* Begin SUPPLIED INFORMATION *
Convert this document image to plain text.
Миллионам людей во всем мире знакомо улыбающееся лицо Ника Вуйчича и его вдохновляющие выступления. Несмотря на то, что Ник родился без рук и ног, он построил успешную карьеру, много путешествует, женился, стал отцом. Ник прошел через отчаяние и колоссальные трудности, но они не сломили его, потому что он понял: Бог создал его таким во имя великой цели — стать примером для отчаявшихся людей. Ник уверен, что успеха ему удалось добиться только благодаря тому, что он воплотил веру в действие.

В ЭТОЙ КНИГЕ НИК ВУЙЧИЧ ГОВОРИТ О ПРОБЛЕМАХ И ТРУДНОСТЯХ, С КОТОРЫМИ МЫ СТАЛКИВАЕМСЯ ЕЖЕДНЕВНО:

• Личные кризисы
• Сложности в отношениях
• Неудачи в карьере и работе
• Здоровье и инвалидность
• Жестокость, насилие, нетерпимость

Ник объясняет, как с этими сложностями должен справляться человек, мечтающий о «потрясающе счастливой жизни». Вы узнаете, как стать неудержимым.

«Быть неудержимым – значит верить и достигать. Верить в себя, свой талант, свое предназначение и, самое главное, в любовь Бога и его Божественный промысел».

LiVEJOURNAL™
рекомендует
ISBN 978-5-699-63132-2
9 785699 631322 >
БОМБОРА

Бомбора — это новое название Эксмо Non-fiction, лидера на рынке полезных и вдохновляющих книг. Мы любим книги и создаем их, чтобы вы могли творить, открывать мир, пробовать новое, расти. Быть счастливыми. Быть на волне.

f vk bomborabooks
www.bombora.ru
* End SUPPLIED INFORMATION *
Your task is to collect every line above that contains the word "неудержимым".

Ник объясняет, как с этими сложностями должен справляться человек, мечтающий о «потрясающе счастливой жизни». Вы узнаете, как стать неудержимым.
«Быть неудержимым – значит верить и достигать. Верить в себя, свой талант, свое предназначение и, самое главное, в любовь Бога и его Божественный промысел».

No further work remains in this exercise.